Entries provided
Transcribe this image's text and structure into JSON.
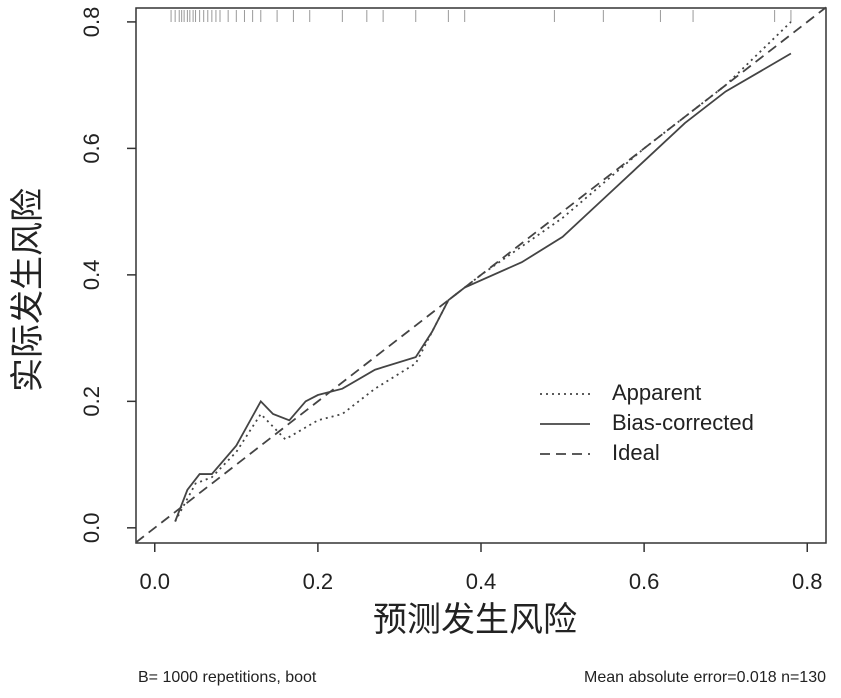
{
  "chart_data": {
    "type": "line",
    "x_label": "预测发生风险",
    "y_label": "实际发生风险",
    "footnote_left": "B= 1000 repetitions, boot",
    "footnote_right": "Mean absolute error=0.018 n=130",
    "xlim": [
      -0.023,
      0.823
    ],
    "ylim": [
      -0.024,
      0.822
    ],
    "xticks": [
      {
        "value": 0,
        "label": "0.0"
      },
      0.2,
      0.4,
      0.6,
      0.8
    ],
    "yticks": [
      {
        "value": 0,
        "label": "0.0"
      },
      0.2,
      0.4,
      0.6,
      0.8
    ],
    "legend_position": "right",
    "series": [
      {
        "name": "Apparent",
        "color": "#444444",
        "dash": "dotted",
        "x": [
          0.025,
          0.05,
          0.07,
          0.1,
          0.13,
          0.16,
          0.2,
          0.23,
          0.27,
          0.32,
          0.34,
          0.36,
          0.4,
          0.5,
          0.6,
          0.7,
          0.78
        ],
        "values": [
          0.01,
          0.07,
          0.08,
          0.12,
          0.18,
          0.14,
          0.17,
          0.18,
          0.22,
          0.26,
          0.31,
          0.36,
          0.4,
          0.49,
          0.6,
          0.7,
          0.8
        ]
      },
      {
        "name": "Bias-corrected",
        "color": "#444444",
        "dash": "solid",
        "x": [
          0.025,
          0.04,
          0.055,
          0.07,
          0.1,
          0.13,
          0.145,
          0.165,
          0.185,
          0.2,
          0.23,
          0.27,
          0.32,
          0.34,
          0.36,
          0.38,
          0.45,
          0.5,
          0.55,
          0.6,
          0.65,
          0.7,
          0.78
        ],
        "values": [
          0.01,
          0.06,
          0.085,
          0.085,
          0.13,
          0.2,
          0.18,
          0.17,
          0.2,
          0.21,
          0.22,
          0.25,
          0.27,
          0.31,
          0.36,
          0.38,
          0.42,
          0.46,
          0.52,
          0.58,
          0.64,
          0.69,
          0.75
        ]
      },
      {
        "name": "Ideal",
        "color": "#444444",
        "dash": "dashed",
        "x": [
          -0.023,
          0.823
        ],
        "values": [
          -0.023,
          0.823
        ]
      }
    ],
    "rug": [
      0.02,
      0.025,
      0.03,
      0.033,
      0.036,
      0.04,
      0.043,
      0.047,
      0.05,
      0.055,
      0.06,
      0.065,
      0.07,
      0.075,
      0.08,
      0.09,
      0.1,
      0.11,
      0.12,
      0.13,
      0.15,
      0.17,
      0.19,
      0.23,
      0.26,
      0.28,
      0.32,
      0.36,
      0.38,
      0.49,
      0.55,
      0.62,
      0.66,
      0.76,
      0.78
    ]
  }
}
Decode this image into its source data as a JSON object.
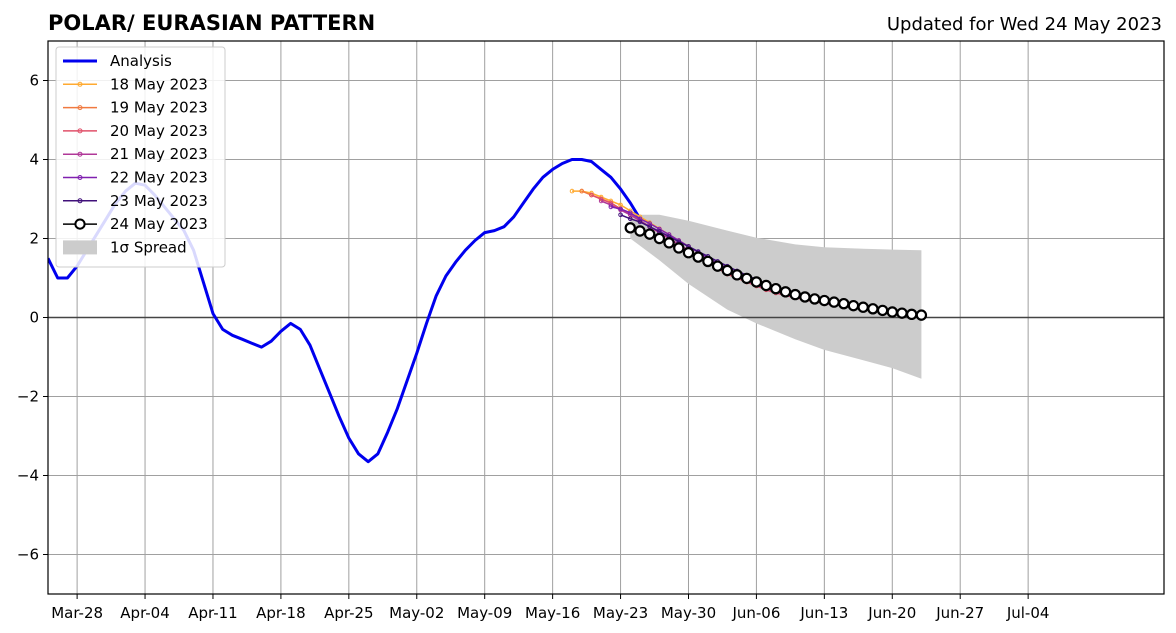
{
  "chart_data": {
    "type": "line",
    "title": "POLAR/ EURASIAN  PATTERN",
    "subtitle": "Updated for Wed 24 May 2023",
    "xlabel": "",
    "ylabel": "",
    "x_start_date": "2023-03-25",
    "xlim_days": [
      0,
      115
    ],
    "ylim": [
      -7,
      7
    ],
    "grid": true,
    "legend_position": "top-left",
    "x_ticks": [
      {
        "day": 3,
        "label": "Mar-28"
      },
      {
        "day": 10,
        "label": "Apr-04"
      },
      {
        "day": 17,
        "label": "Apr-11"
      },
      {
        "day": 24,
        "label": "Apr-18"
      },
      {
        "day": 31,
        "label": "Apr-25"
      },
      {
        "day": 38,
        "label": "May-02"
      },
      {
        "day": 45,
        "label": "May-09"
      },
      {
        "day": 52,
        "label": "May-16"
      },
      {
        "day": 59,
        "label": "May-23"
      },
      {
        "day": 66,
        "label": "May-30"
      },
      {
        "day": 73,
        "label": "Jun-06"
      },
      {
        "day": 80,
        "label": "Jun-13"
      },
      {
        "day": 87,
        "label": "Jun-20"
      },
      {
        "day": 94,
        "label": "Jun-27"
      },
      {
        "day": 101,
        "label": "Jul-04"
      }
    ],
    "y_ticks": [
      {
        "value": 6,
        "label": "6"
      },
      {
        "value": 4,
        "label": "4"
      },
      {
        "value": 2,
        "label": "2"
      },
      {
        "value": 0,
        "label": "0"
      },
      {
        "value": -2,
        "label": "−2"
      },
      {
        "value": -4,
        "label": "−4"
      },
      {
        "value": -6,
        "label": "−6"
      }
    ],
    "analysis": {
      "name": "Analysis",
      "color": "#0000ee",
      "start_day": 0,
      "values": [
        1.5,
        1.0,
        1.0,
        1.3,
        1.7,
        2.1,
        2.5,
        2.9,
        3.2,
        3.4,
        3.35,
        3.1,
        2.8,
        2.5,
        2.2,
        1.7,
        0.9,
        0.1,
        -0.3,
        -0.45,
        -0.55,
        -0.65,
        -0.75,
        -0.6,
        -0.35,
        -0.15,
        -0.3,
        -0.7,
        -1.3,
        -1.9,
        -2.5,
        -3.05,
        -3.45,
        -3.65,
        -3.45,
        -2.9,
        -2.3,
        -1.6,
        -0.9,
        -0.15,
        0.55,
        1.05,
        1.4,
        1.7,
        1.95,
        2.15,
        2.2,
        2.3,
        2.55,
        2.9,
        3.25,
        3.55,
        3.75,
        3.9,
        4.0,
        4.0,
        3.95,
        3.75,
        3.55,
        3.25,
        2.9,
        2.5
      ]
    },
    "forecasts": [
      {
        "name": "18 May 2023",
        "color": "#ffaa30",
        "start_day": 54,
        "values": [
          3.2,
          3.2,
          3.15,
          3.05,
          2.95,
          2.85,
          2.7,
          2.55,
          2.4,
          2.25,
          2.1,
          1.95,
          1.8,
          1.65,
          1.5,
          1.35,
          1.2,
          1.05,
          0.95,
          0.85,
          0.78,
          0.72,
          0.66,
          0.6,
          0.55
        ]
      },
      {
        "name": "19 May 2023",
        "color": "#f07a40",
        "start_day": 55,
        "values": [
          3.2,
          3.1,
          3.0,
          2.9,
          2.75,
          2.6,
          2.45,
          2.3,
          2.15,
          2.0,
          1.85,
          1.7,
          1.55,
          1.4,
          1.25,
          1.1,
          1.0,
          0.9,
          0.8,
          0.72,
          0.65,
          0.58,
          0.52,
          0.47,
          0.42
        ]
      },
      {
        "name": "20 May 2023",
        "color": "#e0506a",
        "start_day": 56,
        "values": [
          3.1,
          3.0,
          2.9,
          2.75,
          2.6,
          2.45,
          2.3,
          2.15,
          2.0,
          1.85,
          1.7,
          1.55,
          1.4,
          1.25,
          1.1,
          1.0,
          0.9,
          0.8,
          0.7,
          0.62,
          0.56,
          0.5,
          0.45,
          0.4,
          0.36
        ]
      },
      {
        "name": "21 May 2023",
        "color": "#b03898",
        "start_day": 57,
        "values": [
          2.95,
          2.85,
          2.72,
          2.6,
          2.45,
          2.3,
          2.15,
          2.0,
          1.85,
          1.7,
          1.55,
          1.4,
          1.27,
          1.15,
          1.03,
          0.92,
          0.82,
          0.73,
          0.65,
          0.58,
          0.52,
          0.46,
          0.41,
          0.36,
          0.32
        ]
      },
      {
        "name": "22 May 2023",
        "color": "#8020b0",
        "start_day": 58,
        "values": [
          2.8,
          2.75,
          2.65,
          2.5,
          2.38,
          2.24,
          2.1,
          1.95,
          1.8,
          1.65,
          1.5,
          1.37,
          1.25,
          1.12,
          1.0,
          0.9,
          0.8,
          0.72,
          0.64,
          0.57,
          0.5,
          0.44,
          0.39,
          0.34,
          0.3
        ]
      },
      {
        "name": "23 May 2023",
        "color": "#40107a",
        "start_day": 59,
        "values": [
          2.6,
          2.5,
          2.42,
          2.3,
          2.18,
          2.05,
          1.92,
          1.8,
          1.67,
          1.55,
          1.42,
          1.3,
          1.18,
          1.07,
          0.96,
          0.86,
          0.77,
          0.68,
          0.6,
          0.53,
          0.46,
          0.4,
          0.35,
          0.3,
          0.26
        ]
      }
    ],
    "forecast_current": {
      "name": "24 May 2023",
      "color": "#000000",
      "start_day": 60,
      "values": [
        2.27,
        2.19,
        2.11,
        2.0,
        1.89,
        1.76,
        1.64,
        1.53,
        1.42,
        1.3,
        1.19,
        1.08,
        0.99,
        0.9,
        0.81,
        0.73,
        0.65,
        0.58,
        0.52,
        0.47,
        0.43,
        0.39,
        0.35,
        0.3,
        0.26,
        0.22,
        0.18,
        0.14,
        0.11,
        0.08,
        0.06
      ]
    },
    "spread": {
      "name": "1σ Spread",
      "color": "#cccccc",
      "start_day": 60,
      "end_day": 90,
      "upper_points": [
        [
          60,
          2.6
        ],
        [
          63,
          2.6
        ],
        [
          66,
          2.45
        ],
        [
          70,
          2.2
        ],
        [
          73,
          2.02
        ],
        [
          77,
          1.85
        ],
        [
          80,
          1.78
        ],
        [
          84,
          1.74
        ],
        [
          87,
          1.72
        ],
        [
          90,
          1.7
        ]
      ],
      "lower_points": [
        [
          60,
          2.0
        ],
        [
          63,
          1.45
        ],
        [
          66,
          0.85
        ],
        [
          70,
          0.2
        ],
        [
          73,
          -0.15
        ],
        [
          77,
          -0.55
        ],
        [
          80,
          -0.82
        ],
        [
          84,
          -1.08
        ],
        [
          87,
          -1.28
        ],
        [
          90,
          -1.55
        ]
      ]
    }
  }
}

Goal
Gather all lines from the records above in which "JSON" appears.

Problem solution
Transcribe this image's text and structure into JSON.
Decode this image into its source data as a JSON object.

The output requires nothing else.